JASON DAVIS: 34:19 But to do that now, as you use CMSE Cisco Metric Search Engine and you take the software recommendation or code recommendation, you can drop that Python code it suggests into your VS Code IDE, and then change your device, IP address, and authentication information, and then validate that, yeah, this is the information I’m looking for. This one showed me that I have one user connected into this device. One of the things that we were interested in was how many of the NOC users are actually logged into the various devices out there? And do we have too many people managing the equipment? So, if we have three or four people logged in at the same time, are they running and bumping into each other? So, we created a little mechanism to monitor how many active sessions that we have on each of these devices, especially the core of our network devices. And we run this and have a dashboard that’s showing which ones are connected and most heavily connected at that time. We can augment that suggested Python script to extract the specific metric we’re interested in and then say, “Okay, this one is showing I have zero sessions running on this device,” and augmenting it one more time with six, seven lines of basic Python to write that information out to Influx. In this case, we’re writing it out to Influx in the Cloud. And we can use the new Influx DB3 style of connectivity. Then we now have that information available to us anywhere.
JASON DAVIS: 36:12
So, running that, we can see still have zero users logged into that device, and we’ve created the right line protocol that was pushed out to InfluxDB Cloud. And pulling it up into our Data Explorer shows us, at one time we had a user logged in, and then over the last several minutes, we’ve had zero. From there, we can take that query and then put it into Grafana or build our own dashboard however we’d like to and add it to our video display wall and our monitoring solution. So again, you can take just about any metric that you’re looking for and then extract it and then build a template for how you want to use it, look at it in Data Explorer, and then take it to production. If you’re interested, if this is a problem that you’re trying to solve, building your own custom dashboards, you’re trying to do something to find information about how well your business is running, then I’m going to encourage you to try out CMSE. It’s at developer.cisco.com/cmse. And we have a link here if you want to send us some feedback about how the tool is working for you. We’re enhancing it on a regular basis, adding more products and more telemetry as we find it. Most of you have heard about Cisco acquiring Splunk recently. And so, we’re adding Splunk into our API ingestion engine.
JASON DAVIS: 37:51
And I would be remiss if I didn’t mention the rest of my team, the DevNet team. So developer.cisco.com, we have a lot of information. There are learning labs. There’s reservable sandbox environments. If you want to try out something and not test things in production in your environment, you can check out a router or switch from our sandbox environment. There are forums to talk to those of us that are in the developer mindset, and we just encourage you to reach out and give it a try if you think network programmability is important. With that, let’s see. Are there any questions? I kind of ran through that pretty quickly. What happened to my screen? No longer there.
CAITLIN CROFT: 38:41
Thank you so much for the great presentation. And we do have questions.
JASON DAVIS: 38:47
All right.

■ **Problems to work on**:
- 1) Answer these questions about the transcript, one line each:
(a) What is the name of the tool that CMSE abbreviates?
(b) At what web address can CMSE be tried out?
(c) What equipment can be checked out from the sandbox environment?
- 2) Retype the part of the transcript that opens with the words containing "JASON DAVIS: 37:51" and closes with "do have questions.".

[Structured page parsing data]
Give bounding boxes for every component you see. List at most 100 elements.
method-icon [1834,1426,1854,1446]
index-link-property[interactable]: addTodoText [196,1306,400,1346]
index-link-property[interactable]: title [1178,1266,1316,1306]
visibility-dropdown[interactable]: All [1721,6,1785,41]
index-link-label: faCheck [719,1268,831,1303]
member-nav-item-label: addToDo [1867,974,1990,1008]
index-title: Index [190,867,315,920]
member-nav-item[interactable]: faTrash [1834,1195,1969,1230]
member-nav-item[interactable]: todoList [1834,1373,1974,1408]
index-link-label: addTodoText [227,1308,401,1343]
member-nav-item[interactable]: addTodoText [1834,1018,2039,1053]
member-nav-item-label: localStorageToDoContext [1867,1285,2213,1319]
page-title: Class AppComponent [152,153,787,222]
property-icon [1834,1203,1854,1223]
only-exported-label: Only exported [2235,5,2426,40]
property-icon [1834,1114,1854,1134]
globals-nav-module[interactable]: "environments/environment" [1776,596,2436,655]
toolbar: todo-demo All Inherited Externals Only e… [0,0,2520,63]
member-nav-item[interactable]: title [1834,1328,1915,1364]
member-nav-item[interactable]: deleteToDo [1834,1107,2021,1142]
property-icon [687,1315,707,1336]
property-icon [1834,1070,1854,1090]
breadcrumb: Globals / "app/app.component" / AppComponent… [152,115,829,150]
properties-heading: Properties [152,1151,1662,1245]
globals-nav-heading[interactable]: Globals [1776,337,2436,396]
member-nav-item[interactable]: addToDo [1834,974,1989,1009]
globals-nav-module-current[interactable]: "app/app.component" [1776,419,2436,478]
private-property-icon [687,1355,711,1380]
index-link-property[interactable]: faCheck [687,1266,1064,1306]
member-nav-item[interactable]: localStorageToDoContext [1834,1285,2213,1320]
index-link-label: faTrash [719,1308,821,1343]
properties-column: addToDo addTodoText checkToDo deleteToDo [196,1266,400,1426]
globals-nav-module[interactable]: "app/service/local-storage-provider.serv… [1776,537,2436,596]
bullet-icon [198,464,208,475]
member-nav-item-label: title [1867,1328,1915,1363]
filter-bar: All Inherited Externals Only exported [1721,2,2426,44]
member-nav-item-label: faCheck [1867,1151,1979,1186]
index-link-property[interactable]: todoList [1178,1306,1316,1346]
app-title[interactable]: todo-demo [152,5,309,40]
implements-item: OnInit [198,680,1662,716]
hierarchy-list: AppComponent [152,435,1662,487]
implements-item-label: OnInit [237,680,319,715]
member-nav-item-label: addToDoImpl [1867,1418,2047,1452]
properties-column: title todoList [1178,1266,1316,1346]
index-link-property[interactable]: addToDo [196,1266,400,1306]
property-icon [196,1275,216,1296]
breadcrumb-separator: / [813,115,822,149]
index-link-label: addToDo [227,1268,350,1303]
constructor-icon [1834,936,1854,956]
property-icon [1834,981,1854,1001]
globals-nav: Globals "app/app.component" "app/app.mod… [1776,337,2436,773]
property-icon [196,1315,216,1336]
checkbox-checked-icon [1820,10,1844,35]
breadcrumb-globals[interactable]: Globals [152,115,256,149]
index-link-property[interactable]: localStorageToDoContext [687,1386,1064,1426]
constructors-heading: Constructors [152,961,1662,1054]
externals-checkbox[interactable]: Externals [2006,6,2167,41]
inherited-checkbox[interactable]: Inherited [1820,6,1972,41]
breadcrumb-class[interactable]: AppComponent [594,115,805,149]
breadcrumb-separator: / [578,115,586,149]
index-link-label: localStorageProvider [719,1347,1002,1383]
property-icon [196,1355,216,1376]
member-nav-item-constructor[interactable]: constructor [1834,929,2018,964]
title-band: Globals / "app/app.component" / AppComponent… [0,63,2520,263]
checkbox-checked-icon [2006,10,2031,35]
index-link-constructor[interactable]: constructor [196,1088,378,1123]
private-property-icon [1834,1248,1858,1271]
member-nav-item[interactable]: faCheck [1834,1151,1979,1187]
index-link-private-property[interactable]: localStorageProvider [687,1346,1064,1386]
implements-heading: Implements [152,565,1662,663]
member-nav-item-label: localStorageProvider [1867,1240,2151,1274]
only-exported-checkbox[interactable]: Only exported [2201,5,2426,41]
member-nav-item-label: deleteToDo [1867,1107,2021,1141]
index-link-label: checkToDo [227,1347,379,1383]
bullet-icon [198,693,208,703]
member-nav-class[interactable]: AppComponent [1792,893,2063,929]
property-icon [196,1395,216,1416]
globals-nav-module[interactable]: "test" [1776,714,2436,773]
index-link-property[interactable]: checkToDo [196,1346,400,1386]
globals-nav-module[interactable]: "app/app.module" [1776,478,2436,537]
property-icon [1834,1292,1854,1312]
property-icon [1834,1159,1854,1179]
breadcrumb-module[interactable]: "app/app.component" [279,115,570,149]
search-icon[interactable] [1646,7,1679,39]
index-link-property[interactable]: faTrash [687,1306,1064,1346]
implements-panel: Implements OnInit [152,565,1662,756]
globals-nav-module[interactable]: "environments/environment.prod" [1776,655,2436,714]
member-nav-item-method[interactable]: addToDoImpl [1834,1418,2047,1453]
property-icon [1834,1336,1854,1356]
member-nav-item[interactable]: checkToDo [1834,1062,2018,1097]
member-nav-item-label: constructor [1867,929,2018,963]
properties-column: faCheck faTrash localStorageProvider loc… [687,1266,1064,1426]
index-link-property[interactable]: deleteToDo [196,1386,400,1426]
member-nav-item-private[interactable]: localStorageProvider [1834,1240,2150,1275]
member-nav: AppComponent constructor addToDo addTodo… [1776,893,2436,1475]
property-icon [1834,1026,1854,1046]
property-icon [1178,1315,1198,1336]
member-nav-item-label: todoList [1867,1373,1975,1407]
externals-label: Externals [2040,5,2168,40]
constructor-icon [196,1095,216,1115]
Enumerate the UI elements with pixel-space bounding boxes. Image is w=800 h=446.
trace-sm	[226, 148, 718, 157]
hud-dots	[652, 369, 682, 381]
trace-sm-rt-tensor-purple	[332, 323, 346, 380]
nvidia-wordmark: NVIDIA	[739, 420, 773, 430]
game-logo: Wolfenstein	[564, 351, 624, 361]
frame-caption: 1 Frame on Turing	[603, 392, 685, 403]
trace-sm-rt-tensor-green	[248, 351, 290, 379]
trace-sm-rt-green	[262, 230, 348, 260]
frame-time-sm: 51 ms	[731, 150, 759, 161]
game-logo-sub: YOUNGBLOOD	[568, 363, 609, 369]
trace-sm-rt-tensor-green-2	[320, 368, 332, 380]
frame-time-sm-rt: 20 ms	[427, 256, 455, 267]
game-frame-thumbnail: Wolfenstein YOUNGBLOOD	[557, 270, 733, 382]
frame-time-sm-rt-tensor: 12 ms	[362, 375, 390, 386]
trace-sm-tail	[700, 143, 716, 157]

■ **Solutions**:
- 1)
(a) Cisco Metric Search Engine
(b) developer.cisco.com/cmse
(c) A router or switch

- 2)
JASON DAVIS: 37:51
And I would be remiss if I didn’t mention the rest of my team, the DevNet team. So developer.cisco.com, we have a lot of information. There are learning labs. There’s reservable sandbox environments. If you want to try out something and not test things in production in your environment, you can check out a router or switch from our sandbox environment. There are forums to talk to those of us that are in the developer mindset, and we just encourage you to reach out and give it a try if you think network programmability is important. With that, let’s see. Are there any questions? I kind of ran through that pretty quickly. What happened to my screen? No longer there.
CAITLIN CROFT: 38:41
Thank you so much for the great presentation. And we do have questions.